>> start Supplied material
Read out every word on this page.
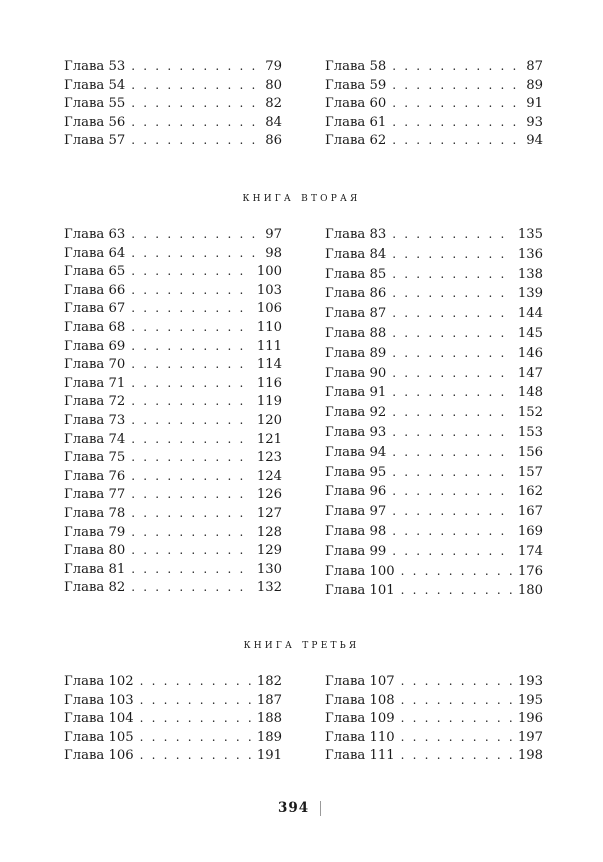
Глава 53 . . .	79
Глава 54 . . .	80
Глава 55 . . .	82
Глава 56 . . .	84
Глава 57 . . .	86
Глава 58 . . .	87
Глава 59 . . .	89
Глава 60 . . .	91
Глава 61 . . .	93
Глава 62 . . .	94
книга вторая
Глава 63 . . .	97
Глава 64 . . .	98
Глава 65 . . .	100
Глава 66 . . .	103
Глава 67 . . .	106
Глава 68 . . .	110
Глава 69 . . .	111
Глава 70 . . .	114
Глава 71 . . .	116
Глава 72 . . .	119
Глава 73 . . .	120
Глава 74 . . .	121
Глава 75 . . .	123
Глава 76 . . .	124
Глава 77 . . .	126
Глава 78 . . .	127
Глава 79 . . .	128
Глава 80 . . .	129
Глава 81 . . .	130
Глава 82 . . .	132
Глава 83 . . .	135
Глава 84 . . .	136
Глава 85 . . .	138
Глава 86 . . .	139
Глава 87 . . .	144
Глава 88 . . .	145
Глава 89 . . .	146
Глава 90 . . .	147
Глава 91 . . .	148
Глава 92 . . .	152
Глава 93 . . .	153
Глава 94 . . .	156
Глава 95 . . .	157
Глава 96 . . .	162
Глава 97 . . .	167
Глава 98 . . .	169
Глава 99 . . .	174
Глава 100 . . .	176
Глава 101 . . .	180
книга третья
Глава 102 . . .	182
Глава 103 . . .	187
Глава 104 . . .	188
Глава 105 . . .	189
Глава 106 . . .	191
Глава 107 . . .	193
Глава 108 . . .	195
Глава 109 . . .	196
Глава 110 . . .	197
Глава 111 . . .	198
394
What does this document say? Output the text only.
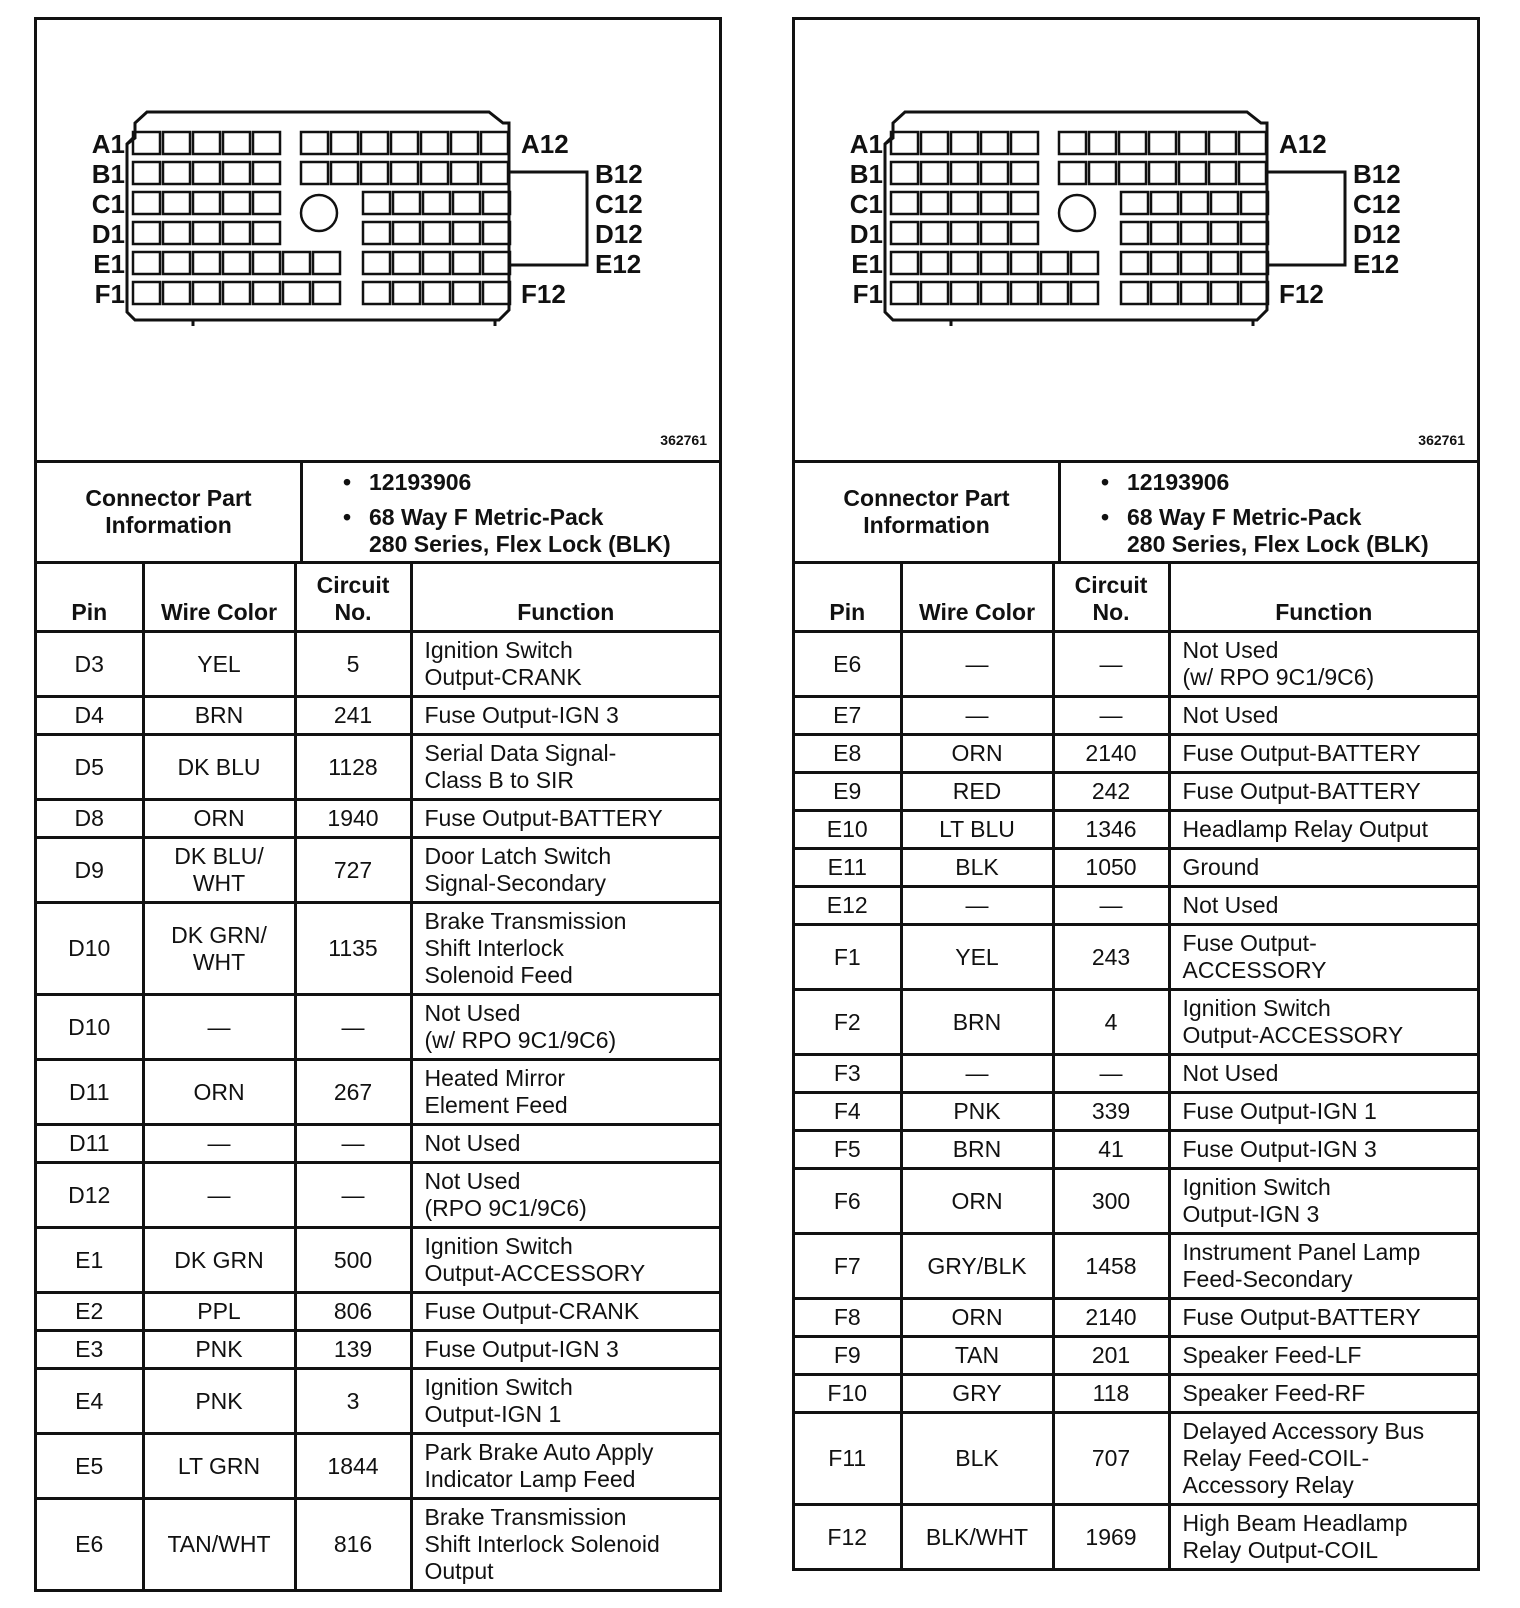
A1
B1
C1
D1
E1
F1
A12
B12
C12
D12
E12
F12
362761
Connector Part
Information
• 12193906
• 68 Way F Metric-Pack
280 Series, Flex Lock (BLK)
Pin	Wire Color	Circuit
No.	Function
D3	YEL	5	Ignition Switch
Output-CRANK

D4	BRN	241	Fuse Output-IGN 3

D5	DK BLU	1128	Serial Data Signal-
Class B to SIR

D8	ORN	1940	Fuse Output-BATTERY

D9	DK BLU/
WHT	727	Door Latch Switch
Signal-Secondary

D10	DK GRN/
WHT	1135	Brake Transmission
Shift Interlock
Solenoid Feed

D10	—	—	Not Used
(w/ RPO 9C1/9C6)

D11	ORN	267	Heated Mirror
Element Feed

D11	—	—	Not Used

D12	—	—	Not Used
(RPO 9C1/9C6)

E1	DK GRN	500	Ignition Switch
Output-ACCESSORY

E2	PPL	806	Fuse Output-CRANK

E3	PNK	139	Fuse Output-IGN 3

E4	PNK	3	Ignition Switch
Output-IGN 1

E5	LT GRN	1844	Park Brake Auto Apply
Indicator Lamp Feed

E6	TAN/WHT	816	Brake Transmission
Shift Interlock Solenoid
Output
A1
B1
C1
D1
E1
F1
A12
B12
C12
D12
E12
F12
362761
Connector Part
Information
• 12193906
• 68 Way F Metric-Pack
280 Series, Flex Lock (BLK)
Pin	Wire Color	Circuit
No.	Function
E6	—	—	Not Used
(w/ RPO 9C1/9C6)

E7	—	—	Not Used

E8	ORN	2140	Fuse Output-BATTERY

E9	RED	242	Fuse Output-BATTERY

E10	LT BLU	1346	Headlamp Relay Output

E11	BLK	1050	Ground

E12	—	—	Not Used

F1	YEL	243	Fuse Output-
ACCESSORY

F2	BRN	4	Ignition Switch
Output-ACCESSORY

F3	—	—	Not Used

F4	PNK	339	Fuse Output-IGN 1

F5	BRN	41	Fuse Output-IGN 3

F6	ORN	300	Ignition Switch
Output-IGN 3

F7	GRY/BLK	1458	Instrument Panel Lamp
Feed-Secondary

F8	ORN	2140	Fuse Output-BATTERY

F9	TAN	201	Speaker Feed-LF

F10	GRY	118	Speaker Feed-RF

F11	BLK	707	Delayed Accessory Bus
Relay Feed-COIL-
Accessory Relay

F12	BLK/WHT	1969	High Beam Headlamp
Relay Output-COIL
>> end Supplied material
= To be done =
Reproduce the whole listing exactly, but not the images in it.

= Result of the exercise =
Read out every word on this page.
Глава 53 . . .	79
Глава 54 . . .	80
Глава 55 . . .	82
Глава 56 . . .	84
Глава 57 . . .	86
Глава 58 . . .	87
Глава 59 . . .	89
Глава 60 . . .	91
Глава 61 . . .	93
Глава 62 . . .	94
книга вторая
Глава 63 . . .	97
Глава 64 . . .	98
Глава 65 . . .	100
Глава 66 . . .	103
Глава 67 . . .	106
Глава 68 . . .	110
Глава 69 . . .	111
Глава 70 . . .	114
Глава 71 . . .	116
Глава 72 . . .	119
Глава 73 . . .	120
Глава 74 . . .	121
Глава 75 . . .	123
Глава 76 . . .	124
Глава 77 . . .	126
Глава 78 . . .	127
Глава 79 . . .	128
Глава 80 . . .	129
Глава 81 . . .	130
Глава 82 . . .	132
Глава 83 . . .	135
Глава 84 . . .	136
Глава 85 . . .	138
Глава 86 . . .	139
Глава 87 . . .	144
Глава 88 . . .	145
Глава 89 . . .	146
Глава 90 . . .	147
Глава 91 . . .	148
Глава 92 . . .	152
Глава 93 . . .	153
Глава 94 . . .	156
Глава 95 . . .	157
Глава 96 . . .	162
Глава 97 . . .	167
Глава 98 . . .	169
Глава 99 . . .	174
Глава 100 . . .	176
Глава 101 . . .	180
книга третья
Глава 102 . . .	182
Глава 103 . . .	187
Глава 104 . . .	188
Глава 105 . . .	189
Глава 106 . . .	191
Глава 107 . . .	193
Глава 108 . . .	195
Глава 109 . . .	196
Глава 110 . . .	197
Глава 111 . . .	198
394
What does this document say? Output the text only.
A1
B1
C1
D1
E1
F1
A12
B12
C12
D12
E12
F12
362761
Connector Part
Information
• 12193906
• 68 Way F Metric-Pack
280 Series, Flex Lock (BLK)
Pin	Wire Color	Circuit
No.	Function
D3	YEL	5	Ignition Switch
Output-CRANK

D4	BRN	241	Fuse Output-IGN 3

D5	DK BLU	1128	Serial Data Signal-
Class B to SIR

D8	ORN	1940	Fuse Output-BATTERY

D9	DK BLU/
WHT	727	Door Latch Switch
Signal-Secondary

D10	DK GRN/
WHT	1135	Brake Transmission
Shift Interlock
Solenoid Feed

D10	—	—	Not Used
(w/ RPO 9C1/9C6)

D11	ORN	267	Heated Mirror
Element Feed

D11	—	—	Not Used

D12	—	—	Not Used
(RPO 9C1/9C6)

E1	DK GRN	500	Ignition Switch
Output-ACCESSORY

E2	PPL	806	Fuse Output-CRANK

E3	PNK	139	Fuse Output-IGN 3

E4	PNK	3	Ignition Switch
Output-IGN 1

E5	LT GRN	1844	Park Brake Auto Apply
Indicator Lamp Feed

E6	TAN/WHT	816	Brake Transmission
Shift Interlock Solenoid
Output
A1
B1
C1
D1
E1
F1
A12
B12
C12
D12
E12
F12
362761
Connector Part
Information
• 12193906
• 68 Way F Metric-Pack
280 Series, Flex Lock (BLK)
Pin	Wire Color	Circuit
No.	Function
E6	—	—	Not Used
(w/ RPO 9C1/9C6)

E7	—	—	Not Used

E8	ORN	2140	Fuse Output-BATTERY

E9	RED	242	Fuse Output-BATTERY

E10	LT BLU	1346	Headlamp Relay Output

E11	BLK	1050	Ground

E12	—	—	Not Used

F1	YEL	243	Fuse Output-
ACCESSORY

F2	BRN	4	Ignition Switch
Output-ACCESSORY

F3	—	—	Not Used

F4	PNK	339	Fuse Output-IGN 1

F5	BRN	41	Fuse Output-IGN 3

F6	ORN	300	Ignition Switch
Output-IGN 3

F7	GRY/BLK	1458	Instrument Panel Lamp
Feed-Secondary

F8	ORN	2140	Fuse Output-BATTERY

F9	TAN	201	Speaker Feed-LF

F10	GRY	118	Speaker Feed-RF

F11	BLK	707	Delayed Accessory Bus
Relay Feed-COIL-
Accessory Relay

F12	BLK/WHT	1969	High Beam Headlamp
Relay Output-COIL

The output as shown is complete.